- _Prompt_
Check each line of the entries below for the string "ascent"; copy every line where it appears.

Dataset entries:
====================

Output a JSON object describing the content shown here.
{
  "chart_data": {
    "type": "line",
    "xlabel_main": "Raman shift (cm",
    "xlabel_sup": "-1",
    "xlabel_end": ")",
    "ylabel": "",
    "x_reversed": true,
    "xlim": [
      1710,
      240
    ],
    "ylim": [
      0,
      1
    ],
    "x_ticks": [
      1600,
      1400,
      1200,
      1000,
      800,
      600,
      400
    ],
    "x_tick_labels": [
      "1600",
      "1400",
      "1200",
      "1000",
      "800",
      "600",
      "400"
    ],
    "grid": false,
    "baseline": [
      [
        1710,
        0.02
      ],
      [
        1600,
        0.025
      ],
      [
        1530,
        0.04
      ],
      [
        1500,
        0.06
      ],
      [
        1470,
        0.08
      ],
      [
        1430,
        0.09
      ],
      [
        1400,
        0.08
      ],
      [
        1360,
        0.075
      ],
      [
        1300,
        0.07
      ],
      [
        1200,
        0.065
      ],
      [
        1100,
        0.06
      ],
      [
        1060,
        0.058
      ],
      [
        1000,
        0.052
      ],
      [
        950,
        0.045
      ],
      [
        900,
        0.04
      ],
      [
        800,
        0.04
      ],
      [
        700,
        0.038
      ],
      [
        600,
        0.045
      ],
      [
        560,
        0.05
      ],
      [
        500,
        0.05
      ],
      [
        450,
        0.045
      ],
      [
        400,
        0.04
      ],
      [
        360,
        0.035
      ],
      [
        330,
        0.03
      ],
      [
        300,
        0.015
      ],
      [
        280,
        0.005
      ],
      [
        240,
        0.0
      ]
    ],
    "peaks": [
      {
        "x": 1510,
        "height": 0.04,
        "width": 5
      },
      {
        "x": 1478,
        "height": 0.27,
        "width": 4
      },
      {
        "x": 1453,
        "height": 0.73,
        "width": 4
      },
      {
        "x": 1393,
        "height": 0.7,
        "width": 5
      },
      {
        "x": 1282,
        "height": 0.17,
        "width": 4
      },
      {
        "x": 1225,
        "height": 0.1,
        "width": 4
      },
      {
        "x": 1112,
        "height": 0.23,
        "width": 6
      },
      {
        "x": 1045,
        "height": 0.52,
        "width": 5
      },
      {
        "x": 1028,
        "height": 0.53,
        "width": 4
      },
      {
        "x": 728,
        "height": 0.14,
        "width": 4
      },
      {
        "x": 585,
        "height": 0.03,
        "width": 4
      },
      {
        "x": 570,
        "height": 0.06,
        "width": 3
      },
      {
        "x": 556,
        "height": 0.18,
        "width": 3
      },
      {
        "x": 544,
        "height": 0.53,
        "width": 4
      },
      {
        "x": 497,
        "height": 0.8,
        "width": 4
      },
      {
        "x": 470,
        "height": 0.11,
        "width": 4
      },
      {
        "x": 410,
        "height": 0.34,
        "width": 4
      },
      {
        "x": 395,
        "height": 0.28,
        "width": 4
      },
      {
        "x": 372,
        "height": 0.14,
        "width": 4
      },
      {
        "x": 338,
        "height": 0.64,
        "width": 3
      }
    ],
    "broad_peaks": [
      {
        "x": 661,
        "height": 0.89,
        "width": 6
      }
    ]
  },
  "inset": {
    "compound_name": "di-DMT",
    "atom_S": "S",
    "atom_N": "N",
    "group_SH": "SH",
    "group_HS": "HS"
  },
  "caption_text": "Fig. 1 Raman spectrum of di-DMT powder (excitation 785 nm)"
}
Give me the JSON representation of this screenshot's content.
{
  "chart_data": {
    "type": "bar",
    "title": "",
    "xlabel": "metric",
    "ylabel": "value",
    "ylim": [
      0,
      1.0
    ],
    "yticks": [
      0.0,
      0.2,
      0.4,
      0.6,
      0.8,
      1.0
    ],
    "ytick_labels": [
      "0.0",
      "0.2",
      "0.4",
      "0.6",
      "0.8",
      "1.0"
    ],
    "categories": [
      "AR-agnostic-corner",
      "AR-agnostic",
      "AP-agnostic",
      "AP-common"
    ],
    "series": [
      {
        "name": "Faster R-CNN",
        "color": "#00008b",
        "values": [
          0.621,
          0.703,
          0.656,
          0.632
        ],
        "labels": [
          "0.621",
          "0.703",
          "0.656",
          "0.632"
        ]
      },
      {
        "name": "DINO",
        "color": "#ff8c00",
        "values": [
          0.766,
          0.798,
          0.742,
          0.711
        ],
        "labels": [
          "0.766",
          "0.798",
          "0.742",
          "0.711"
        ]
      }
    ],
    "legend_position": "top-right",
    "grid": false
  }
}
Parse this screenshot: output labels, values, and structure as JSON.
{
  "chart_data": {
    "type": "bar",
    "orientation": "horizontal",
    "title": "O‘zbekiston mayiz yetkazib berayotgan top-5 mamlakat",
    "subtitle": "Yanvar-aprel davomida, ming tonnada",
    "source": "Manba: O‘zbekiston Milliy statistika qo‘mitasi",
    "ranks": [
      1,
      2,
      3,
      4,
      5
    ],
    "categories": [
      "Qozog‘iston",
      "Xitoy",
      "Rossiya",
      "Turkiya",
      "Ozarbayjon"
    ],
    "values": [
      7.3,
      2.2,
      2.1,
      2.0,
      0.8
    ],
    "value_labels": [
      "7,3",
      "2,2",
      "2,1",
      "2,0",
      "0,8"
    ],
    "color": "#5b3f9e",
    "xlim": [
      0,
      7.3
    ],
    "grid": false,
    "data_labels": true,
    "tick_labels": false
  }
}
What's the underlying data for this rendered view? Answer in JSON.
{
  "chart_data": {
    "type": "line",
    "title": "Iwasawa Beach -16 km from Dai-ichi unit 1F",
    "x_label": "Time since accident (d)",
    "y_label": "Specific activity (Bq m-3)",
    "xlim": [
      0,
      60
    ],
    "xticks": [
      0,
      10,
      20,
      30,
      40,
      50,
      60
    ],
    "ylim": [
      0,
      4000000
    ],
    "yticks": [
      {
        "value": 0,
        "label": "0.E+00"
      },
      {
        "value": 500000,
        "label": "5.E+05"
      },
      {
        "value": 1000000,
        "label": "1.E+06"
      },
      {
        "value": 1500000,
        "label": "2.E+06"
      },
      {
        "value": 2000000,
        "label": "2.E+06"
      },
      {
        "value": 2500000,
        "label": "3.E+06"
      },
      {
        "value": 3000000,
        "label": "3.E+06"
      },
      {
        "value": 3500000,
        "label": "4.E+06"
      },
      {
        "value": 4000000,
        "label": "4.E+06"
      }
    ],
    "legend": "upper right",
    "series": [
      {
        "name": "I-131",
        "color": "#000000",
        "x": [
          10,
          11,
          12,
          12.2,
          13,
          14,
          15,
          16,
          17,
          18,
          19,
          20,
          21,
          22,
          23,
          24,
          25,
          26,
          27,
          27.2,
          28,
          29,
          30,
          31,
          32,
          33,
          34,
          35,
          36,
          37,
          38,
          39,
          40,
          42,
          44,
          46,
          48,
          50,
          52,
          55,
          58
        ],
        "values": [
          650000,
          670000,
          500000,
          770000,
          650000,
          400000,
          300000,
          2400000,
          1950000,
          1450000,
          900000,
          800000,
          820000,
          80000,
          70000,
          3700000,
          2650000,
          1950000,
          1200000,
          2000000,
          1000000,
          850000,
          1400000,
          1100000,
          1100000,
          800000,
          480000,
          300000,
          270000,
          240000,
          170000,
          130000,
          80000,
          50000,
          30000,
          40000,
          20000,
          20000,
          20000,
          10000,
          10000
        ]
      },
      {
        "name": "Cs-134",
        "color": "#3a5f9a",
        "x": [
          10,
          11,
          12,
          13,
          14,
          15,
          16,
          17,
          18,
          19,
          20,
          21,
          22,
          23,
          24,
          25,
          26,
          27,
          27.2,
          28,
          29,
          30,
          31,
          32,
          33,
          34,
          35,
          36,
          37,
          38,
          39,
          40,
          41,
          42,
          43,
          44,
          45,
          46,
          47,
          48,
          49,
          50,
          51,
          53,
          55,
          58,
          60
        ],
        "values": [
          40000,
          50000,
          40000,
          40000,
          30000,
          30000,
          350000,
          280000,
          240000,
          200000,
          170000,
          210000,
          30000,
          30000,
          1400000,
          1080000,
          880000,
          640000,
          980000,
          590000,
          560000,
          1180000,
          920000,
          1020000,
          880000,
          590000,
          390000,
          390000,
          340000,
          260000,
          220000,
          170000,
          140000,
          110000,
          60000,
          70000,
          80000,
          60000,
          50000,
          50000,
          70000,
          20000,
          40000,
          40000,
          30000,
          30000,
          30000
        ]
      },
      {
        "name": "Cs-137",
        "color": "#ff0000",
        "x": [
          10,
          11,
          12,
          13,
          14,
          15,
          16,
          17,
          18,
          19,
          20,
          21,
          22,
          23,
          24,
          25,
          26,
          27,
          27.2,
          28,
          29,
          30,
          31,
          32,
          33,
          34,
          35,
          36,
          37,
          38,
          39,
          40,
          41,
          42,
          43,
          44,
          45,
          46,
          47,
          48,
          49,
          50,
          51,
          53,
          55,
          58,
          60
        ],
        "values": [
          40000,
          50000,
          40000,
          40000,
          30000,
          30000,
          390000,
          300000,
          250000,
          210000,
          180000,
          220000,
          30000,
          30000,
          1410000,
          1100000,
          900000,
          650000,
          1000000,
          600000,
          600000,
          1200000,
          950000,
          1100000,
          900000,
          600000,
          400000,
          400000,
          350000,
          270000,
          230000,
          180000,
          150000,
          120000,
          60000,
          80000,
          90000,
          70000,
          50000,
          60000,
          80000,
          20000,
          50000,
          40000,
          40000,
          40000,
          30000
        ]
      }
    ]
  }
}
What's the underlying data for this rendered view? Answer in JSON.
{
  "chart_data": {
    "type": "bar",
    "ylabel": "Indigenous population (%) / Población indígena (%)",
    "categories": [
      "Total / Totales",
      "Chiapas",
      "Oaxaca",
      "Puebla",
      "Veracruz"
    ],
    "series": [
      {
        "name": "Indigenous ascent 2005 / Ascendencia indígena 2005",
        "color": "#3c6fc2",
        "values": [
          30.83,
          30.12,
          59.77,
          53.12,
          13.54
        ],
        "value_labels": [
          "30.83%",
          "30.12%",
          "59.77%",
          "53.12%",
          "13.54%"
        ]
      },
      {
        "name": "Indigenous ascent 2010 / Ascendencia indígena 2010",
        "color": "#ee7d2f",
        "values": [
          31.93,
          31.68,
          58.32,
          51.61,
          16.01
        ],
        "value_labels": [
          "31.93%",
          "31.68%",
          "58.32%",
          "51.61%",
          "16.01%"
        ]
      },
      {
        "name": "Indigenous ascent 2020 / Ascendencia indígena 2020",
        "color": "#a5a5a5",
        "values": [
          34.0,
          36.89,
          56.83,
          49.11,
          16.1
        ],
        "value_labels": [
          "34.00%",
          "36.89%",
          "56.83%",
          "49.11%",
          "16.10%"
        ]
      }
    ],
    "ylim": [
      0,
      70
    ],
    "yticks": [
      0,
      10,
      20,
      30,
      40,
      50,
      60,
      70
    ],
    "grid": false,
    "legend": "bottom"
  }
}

====================

- _Written solution_
        "name": "Indigenous ascent 2005 / Ascendencia indígena 2005",
        "name": "Indigenous ascent 2010 / Ascendencia indígena 2010",
        "name": "Indigenous ascent 2020 / Ascendencia indígena 2020",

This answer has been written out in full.